#### THE REQUEST
In the listing below, find every line containing "xlabel" and copy it out.

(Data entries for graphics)
------
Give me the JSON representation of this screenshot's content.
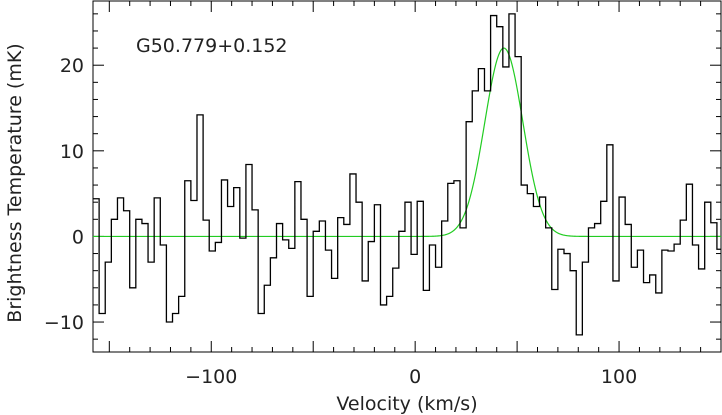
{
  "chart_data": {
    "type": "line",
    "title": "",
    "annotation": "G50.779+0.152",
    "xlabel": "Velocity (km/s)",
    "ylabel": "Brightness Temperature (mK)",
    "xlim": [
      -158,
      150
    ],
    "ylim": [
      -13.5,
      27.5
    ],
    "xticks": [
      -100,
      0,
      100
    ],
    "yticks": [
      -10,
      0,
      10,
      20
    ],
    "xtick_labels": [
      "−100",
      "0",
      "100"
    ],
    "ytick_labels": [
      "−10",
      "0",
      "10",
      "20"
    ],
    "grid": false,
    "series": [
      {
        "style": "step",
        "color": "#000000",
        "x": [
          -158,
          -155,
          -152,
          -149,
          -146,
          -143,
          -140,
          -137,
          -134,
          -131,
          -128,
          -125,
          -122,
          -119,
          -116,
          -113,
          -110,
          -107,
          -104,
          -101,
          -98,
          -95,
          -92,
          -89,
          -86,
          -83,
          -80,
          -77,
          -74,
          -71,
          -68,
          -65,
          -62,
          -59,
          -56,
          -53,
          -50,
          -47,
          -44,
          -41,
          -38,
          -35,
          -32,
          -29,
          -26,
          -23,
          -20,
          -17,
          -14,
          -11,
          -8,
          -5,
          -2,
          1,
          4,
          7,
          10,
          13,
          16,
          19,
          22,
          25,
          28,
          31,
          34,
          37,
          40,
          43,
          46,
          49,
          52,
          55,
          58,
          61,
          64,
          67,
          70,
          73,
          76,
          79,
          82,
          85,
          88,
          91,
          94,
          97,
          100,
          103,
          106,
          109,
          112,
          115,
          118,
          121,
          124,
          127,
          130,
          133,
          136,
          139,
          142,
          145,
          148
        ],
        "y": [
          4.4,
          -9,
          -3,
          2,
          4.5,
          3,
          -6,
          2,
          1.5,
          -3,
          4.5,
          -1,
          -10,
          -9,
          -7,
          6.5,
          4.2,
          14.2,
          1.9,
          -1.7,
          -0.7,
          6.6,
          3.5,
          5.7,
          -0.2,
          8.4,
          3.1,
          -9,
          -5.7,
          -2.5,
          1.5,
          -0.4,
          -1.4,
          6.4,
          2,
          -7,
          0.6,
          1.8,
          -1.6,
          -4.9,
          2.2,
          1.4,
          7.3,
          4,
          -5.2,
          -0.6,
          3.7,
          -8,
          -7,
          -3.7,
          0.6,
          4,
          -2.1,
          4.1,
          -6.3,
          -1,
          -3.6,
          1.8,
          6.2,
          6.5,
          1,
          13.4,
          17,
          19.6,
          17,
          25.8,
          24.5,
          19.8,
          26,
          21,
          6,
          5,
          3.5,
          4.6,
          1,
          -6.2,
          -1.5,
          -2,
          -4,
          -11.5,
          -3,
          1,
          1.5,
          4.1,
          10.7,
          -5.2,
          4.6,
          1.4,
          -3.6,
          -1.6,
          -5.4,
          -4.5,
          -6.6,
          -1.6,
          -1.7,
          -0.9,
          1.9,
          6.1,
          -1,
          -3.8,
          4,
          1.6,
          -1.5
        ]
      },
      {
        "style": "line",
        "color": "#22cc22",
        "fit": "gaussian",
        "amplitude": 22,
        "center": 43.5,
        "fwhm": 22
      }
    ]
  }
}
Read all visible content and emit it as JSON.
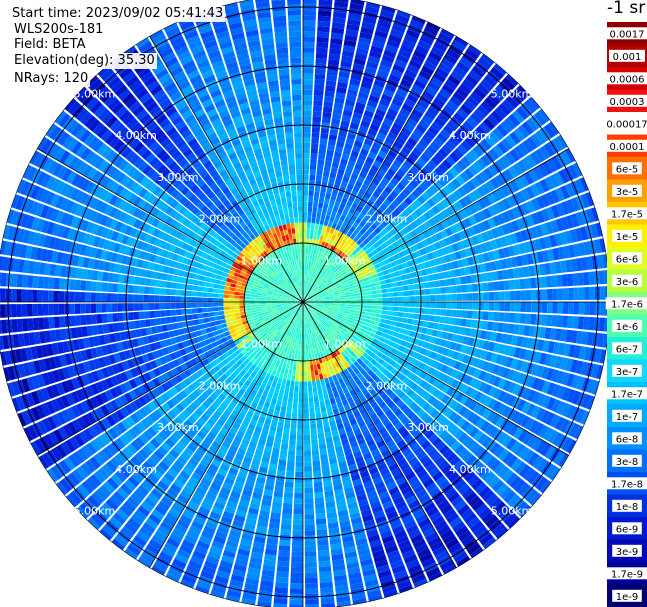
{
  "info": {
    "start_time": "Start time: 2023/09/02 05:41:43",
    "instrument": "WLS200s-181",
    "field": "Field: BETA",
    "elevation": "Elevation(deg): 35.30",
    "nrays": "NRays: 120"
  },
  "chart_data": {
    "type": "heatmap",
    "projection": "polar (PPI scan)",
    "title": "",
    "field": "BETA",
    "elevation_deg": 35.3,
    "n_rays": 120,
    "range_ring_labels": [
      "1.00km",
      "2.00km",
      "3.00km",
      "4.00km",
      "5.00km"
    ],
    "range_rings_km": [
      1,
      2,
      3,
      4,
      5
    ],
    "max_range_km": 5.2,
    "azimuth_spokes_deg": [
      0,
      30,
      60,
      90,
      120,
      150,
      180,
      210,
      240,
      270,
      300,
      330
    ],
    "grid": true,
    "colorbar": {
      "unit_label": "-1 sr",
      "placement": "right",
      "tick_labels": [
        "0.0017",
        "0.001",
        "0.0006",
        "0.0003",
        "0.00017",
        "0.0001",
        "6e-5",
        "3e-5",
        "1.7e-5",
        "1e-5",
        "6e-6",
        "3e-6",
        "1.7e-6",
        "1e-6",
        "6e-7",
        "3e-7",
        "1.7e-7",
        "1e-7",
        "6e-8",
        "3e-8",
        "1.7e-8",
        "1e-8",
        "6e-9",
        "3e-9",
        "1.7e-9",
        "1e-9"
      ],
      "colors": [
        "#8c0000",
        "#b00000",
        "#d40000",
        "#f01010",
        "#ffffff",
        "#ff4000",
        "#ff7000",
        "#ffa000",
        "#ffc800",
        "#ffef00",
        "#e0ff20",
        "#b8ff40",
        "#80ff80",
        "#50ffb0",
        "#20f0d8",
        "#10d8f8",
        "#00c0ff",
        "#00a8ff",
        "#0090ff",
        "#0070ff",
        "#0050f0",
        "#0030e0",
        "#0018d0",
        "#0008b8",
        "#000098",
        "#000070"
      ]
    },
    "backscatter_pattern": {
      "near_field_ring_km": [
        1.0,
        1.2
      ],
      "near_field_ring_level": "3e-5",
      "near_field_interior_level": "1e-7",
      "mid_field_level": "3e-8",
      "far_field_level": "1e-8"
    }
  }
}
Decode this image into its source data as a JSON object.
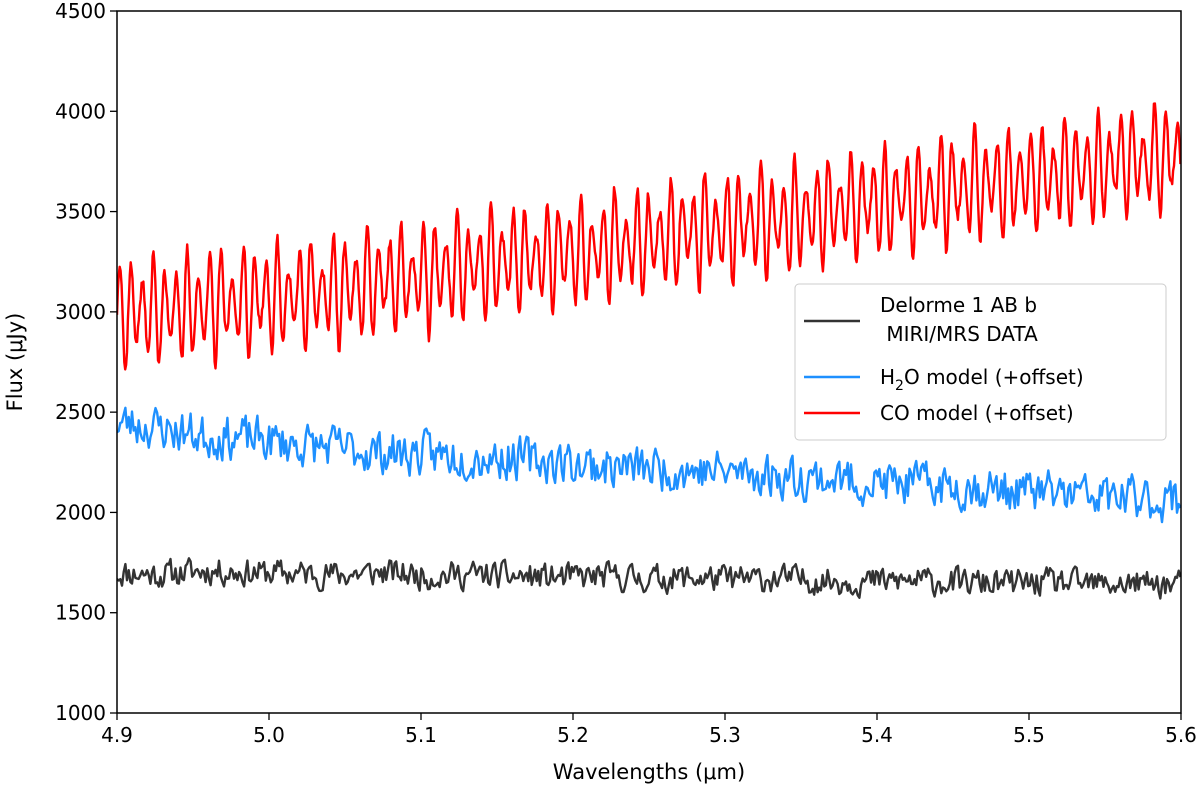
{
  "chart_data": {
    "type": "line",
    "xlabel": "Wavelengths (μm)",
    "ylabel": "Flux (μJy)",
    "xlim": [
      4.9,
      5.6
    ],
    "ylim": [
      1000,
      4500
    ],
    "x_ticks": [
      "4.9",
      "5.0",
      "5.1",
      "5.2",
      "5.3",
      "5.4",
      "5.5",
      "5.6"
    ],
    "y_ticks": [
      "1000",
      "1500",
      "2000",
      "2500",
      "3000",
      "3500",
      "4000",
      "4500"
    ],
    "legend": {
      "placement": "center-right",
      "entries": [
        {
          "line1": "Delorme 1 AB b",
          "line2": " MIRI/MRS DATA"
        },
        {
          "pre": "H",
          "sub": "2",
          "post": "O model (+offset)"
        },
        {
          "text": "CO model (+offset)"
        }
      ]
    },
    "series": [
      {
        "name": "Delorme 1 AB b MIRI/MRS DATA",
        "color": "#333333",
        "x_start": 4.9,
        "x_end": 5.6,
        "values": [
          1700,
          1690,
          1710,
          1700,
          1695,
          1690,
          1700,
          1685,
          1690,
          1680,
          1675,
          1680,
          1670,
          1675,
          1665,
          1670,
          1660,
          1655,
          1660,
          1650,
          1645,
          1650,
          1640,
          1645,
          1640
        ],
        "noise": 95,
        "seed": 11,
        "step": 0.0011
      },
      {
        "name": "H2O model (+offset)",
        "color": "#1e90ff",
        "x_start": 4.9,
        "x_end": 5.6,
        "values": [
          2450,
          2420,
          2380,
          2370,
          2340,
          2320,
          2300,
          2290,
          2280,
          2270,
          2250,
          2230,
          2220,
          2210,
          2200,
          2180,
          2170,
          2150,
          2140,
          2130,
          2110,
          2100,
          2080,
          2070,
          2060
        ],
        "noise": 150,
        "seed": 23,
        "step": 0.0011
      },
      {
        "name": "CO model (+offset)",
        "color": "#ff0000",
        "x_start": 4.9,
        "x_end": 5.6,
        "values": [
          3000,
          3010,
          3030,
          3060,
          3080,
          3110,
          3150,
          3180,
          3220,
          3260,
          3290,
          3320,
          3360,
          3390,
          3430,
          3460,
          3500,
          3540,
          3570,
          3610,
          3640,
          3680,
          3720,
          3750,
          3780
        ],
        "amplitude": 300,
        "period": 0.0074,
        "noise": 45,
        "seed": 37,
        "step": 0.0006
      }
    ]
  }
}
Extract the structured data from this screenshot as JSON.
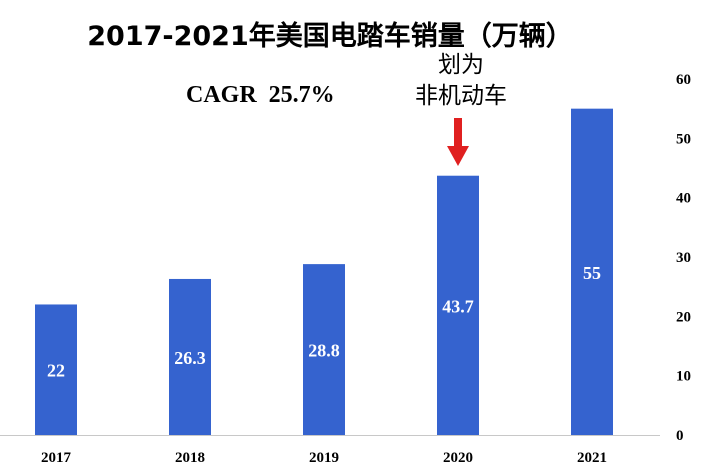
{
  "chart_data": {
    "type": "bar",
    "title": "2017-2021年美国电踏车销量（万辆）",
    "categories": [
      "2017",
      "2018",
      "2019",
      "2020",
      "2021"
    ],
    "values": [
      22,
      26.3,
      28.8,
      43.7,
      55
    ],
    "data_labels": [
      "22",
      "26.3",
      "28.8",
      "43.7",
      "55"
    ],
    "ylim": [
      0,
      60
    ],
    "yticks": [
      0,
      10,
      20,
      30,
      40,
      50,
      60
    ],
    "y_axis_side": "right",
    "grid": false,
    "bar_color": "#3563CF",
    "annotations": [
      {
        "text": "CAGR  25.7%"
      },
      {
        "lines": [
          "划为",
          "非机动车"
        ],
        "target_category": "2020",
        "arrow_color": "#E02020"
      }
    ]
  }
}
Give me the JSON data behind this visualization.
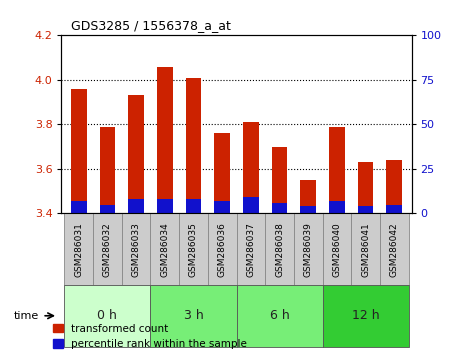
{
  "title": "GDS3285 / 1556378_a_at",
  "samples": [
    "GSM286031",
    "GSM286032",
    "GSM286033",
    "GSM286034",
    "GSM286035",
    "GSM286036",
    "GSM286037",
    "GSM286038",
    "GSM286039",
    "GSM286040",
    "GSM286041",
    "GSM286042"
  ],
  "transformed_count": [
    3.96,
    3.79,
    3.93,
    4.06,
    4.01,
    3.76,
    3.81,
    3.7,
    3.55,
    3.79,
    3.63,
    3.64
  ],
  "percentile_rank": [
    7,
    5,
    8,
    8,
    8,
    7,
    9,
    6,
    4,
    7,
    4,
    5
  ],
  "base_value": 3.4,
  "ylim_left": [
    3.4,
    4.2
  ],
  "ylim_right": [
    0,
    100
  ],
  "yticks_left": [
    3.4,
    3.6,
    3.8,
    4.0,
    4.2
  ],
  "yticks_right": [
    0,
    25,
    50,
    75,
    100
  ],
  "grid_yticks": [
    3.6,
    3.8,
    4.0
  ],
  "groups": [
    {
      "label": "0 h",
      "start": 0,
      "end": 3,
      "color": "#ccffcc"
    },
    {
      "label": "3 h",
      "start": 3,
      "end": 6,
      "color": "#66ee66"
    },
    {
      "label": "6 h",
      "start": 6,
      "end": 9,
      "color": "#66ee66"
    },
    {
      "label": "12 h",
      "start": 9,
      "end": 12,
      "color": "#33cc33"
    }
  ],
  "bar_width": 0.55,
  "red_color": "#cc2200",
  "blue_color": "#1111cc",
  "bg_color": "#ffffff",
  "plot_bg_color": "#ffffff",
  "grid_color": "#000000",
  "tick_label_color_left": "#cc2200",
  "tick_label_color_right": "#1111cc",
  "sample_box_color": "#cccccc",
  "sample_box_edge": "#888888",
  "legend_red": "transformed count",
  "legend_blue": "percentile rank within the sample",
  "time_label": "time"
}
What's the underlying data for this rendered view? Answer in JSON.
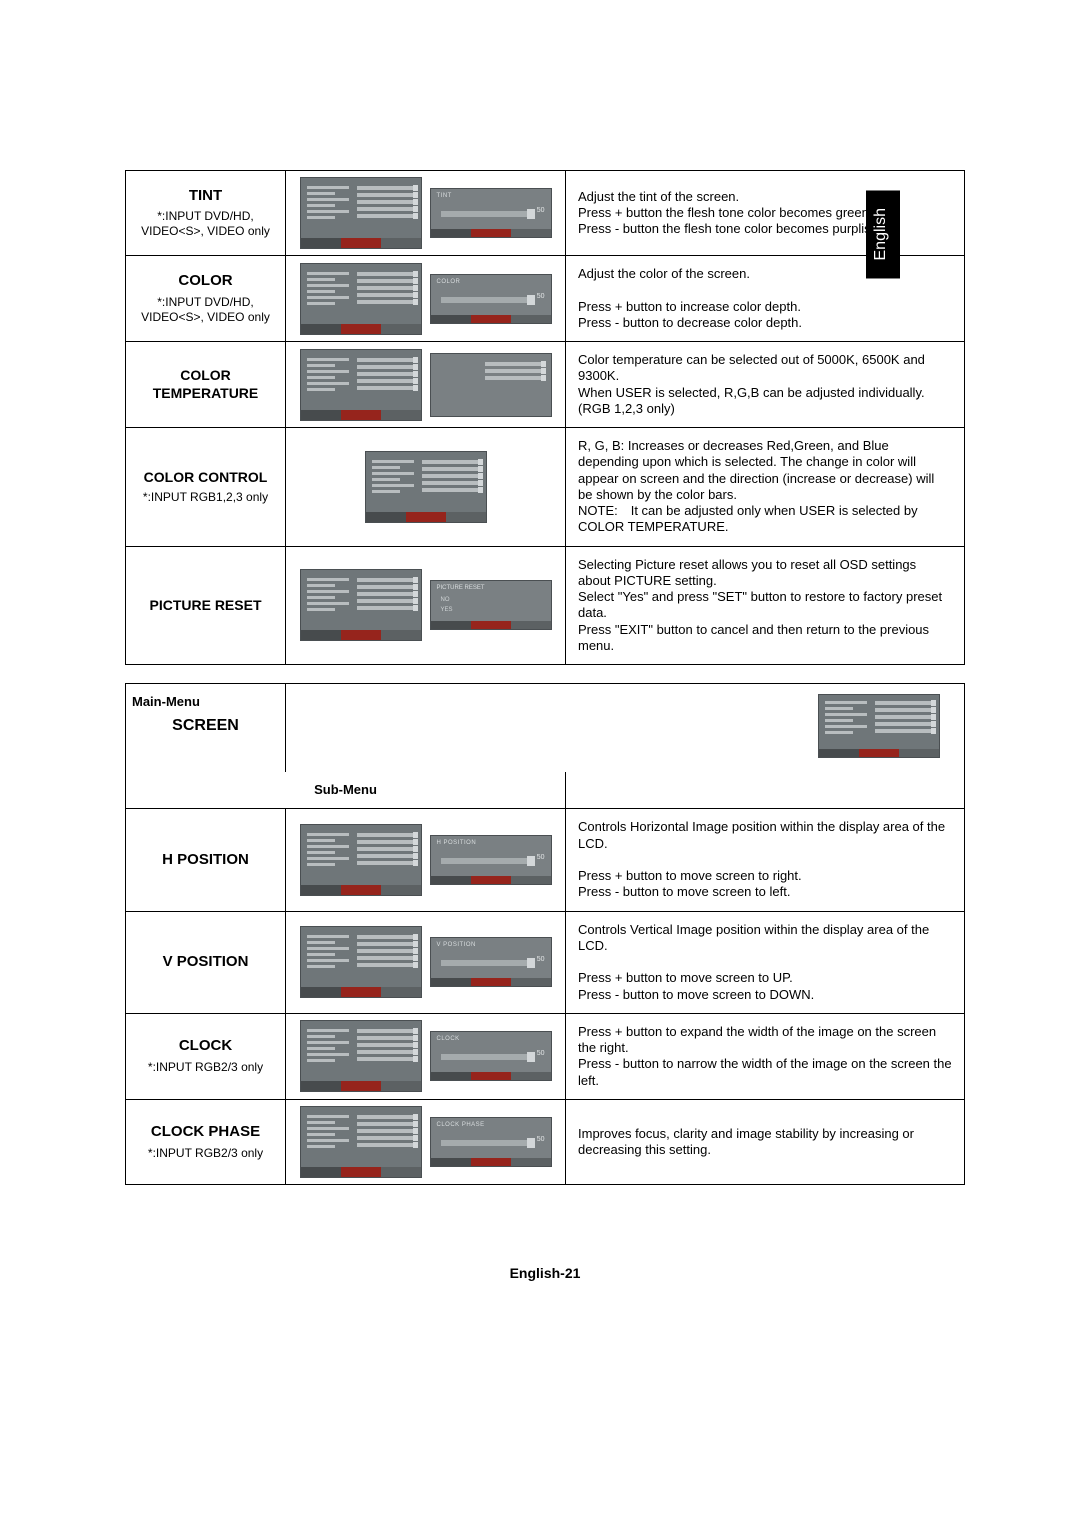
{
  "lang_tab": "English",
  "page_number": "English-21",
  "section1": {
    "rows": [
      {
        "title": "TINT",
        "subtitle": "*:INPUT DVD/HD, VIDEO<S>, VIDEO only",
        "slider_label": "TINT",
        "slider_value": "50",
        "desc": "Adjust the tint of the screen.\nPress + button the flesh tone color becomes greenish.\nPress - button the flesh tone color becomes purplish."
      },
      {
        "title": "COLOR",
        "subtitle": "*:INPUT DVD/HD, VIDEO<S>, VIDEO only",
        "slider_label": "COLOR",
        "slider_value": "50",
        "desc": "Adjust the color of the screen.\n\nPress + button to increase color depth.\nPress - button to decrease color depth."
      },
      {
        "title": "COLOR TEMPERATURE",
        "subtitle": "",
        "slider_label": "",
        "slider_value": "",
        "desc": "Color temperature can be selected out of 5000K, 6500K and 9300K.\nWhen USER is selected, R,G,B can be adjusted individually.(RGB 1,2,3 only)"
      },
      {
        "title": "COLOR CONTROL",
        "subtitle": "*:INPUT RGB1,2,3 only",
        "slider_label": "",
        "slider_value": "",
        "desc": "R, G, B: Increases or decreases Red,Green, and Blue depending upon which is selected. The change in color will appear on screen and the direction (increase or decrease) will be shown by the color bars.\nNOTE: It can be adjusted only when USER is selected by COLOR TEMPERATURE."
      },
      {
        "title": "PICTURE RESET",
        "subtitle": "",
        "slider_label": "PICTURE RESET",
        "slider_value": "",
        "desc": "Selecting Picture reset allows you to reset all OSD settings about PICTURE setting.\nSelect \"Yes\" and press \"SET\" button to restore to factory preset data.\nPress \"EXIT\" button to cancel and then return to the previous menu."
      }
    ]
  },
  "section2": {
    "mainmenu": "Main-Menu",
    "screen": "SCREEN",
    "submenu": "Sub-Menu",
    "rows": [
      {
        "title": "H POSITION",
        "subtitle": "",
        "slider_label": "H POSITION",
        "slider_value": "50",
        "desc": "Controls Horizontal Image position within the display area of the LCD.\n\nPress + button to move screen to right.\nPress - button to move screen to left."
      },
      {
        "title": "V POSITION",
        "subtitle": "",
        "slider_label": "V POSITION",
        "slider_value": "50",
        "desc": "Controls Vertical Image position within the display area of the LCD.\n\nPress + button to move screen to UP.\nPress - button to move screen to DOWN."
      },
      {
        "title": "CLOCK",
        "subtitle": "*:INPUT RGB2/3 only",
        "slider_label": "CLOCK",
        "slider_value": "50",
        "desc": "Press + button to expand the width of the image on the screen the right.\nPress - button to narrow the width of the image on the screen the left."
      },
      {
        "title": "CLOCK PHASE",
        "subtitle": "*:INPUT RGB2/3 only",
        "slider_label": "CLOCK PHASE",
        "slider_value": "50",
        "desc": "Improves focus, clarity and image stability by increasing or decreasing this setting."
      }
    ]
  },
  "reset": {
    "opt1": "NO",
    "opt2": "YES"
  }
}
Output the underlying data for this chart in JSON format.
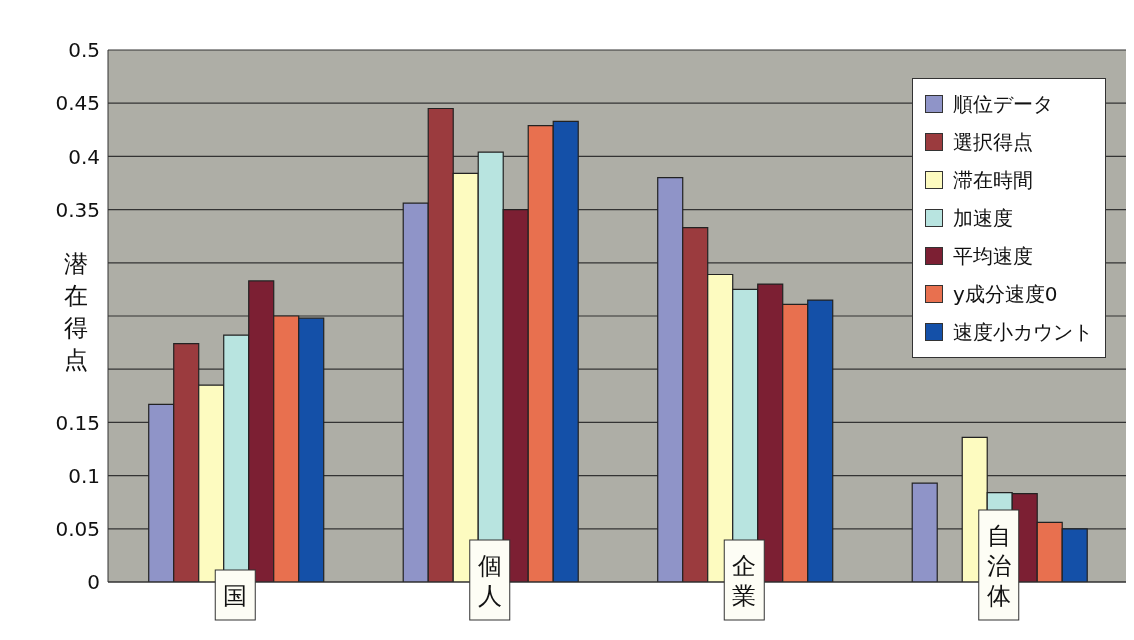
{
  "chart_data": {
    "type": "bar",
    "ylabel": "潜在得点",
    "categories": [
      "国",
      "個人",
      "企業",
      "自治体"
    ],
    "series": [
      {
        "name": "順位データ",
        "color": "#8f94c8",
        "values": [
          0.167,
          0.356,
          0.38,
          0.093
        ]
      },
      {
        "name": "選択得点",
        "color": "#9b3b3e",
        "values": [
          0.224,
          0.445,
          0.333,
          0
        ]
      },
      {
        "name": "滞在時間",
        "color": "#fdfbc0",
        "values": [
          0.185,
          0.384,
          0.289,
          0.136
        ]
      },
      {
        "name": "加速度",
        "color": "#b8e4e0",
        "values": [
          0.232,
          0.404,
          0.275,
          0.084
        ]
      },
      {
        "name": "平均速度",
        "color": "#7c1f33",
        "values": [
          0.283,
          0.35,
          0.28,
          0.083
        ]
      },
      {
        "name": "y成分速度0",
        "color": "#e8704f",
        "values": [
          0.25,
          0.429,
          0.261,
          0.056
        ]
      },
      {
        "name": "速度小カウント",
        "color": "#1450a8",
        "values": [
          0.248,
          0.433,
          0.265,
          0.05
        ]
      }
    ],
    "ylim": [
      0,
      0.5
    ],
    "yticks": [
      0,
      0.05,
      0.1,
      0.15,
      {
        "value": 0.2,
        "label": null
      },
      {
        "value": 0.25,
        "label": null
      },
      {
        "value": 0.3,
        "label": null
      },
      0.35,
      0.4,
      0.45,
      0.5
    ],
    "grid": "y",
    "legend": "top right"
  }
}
------
#### THE REPLY
    "xlabel": "Velocity (km/s)",
    "xlabel": "Wavelengths (μm)",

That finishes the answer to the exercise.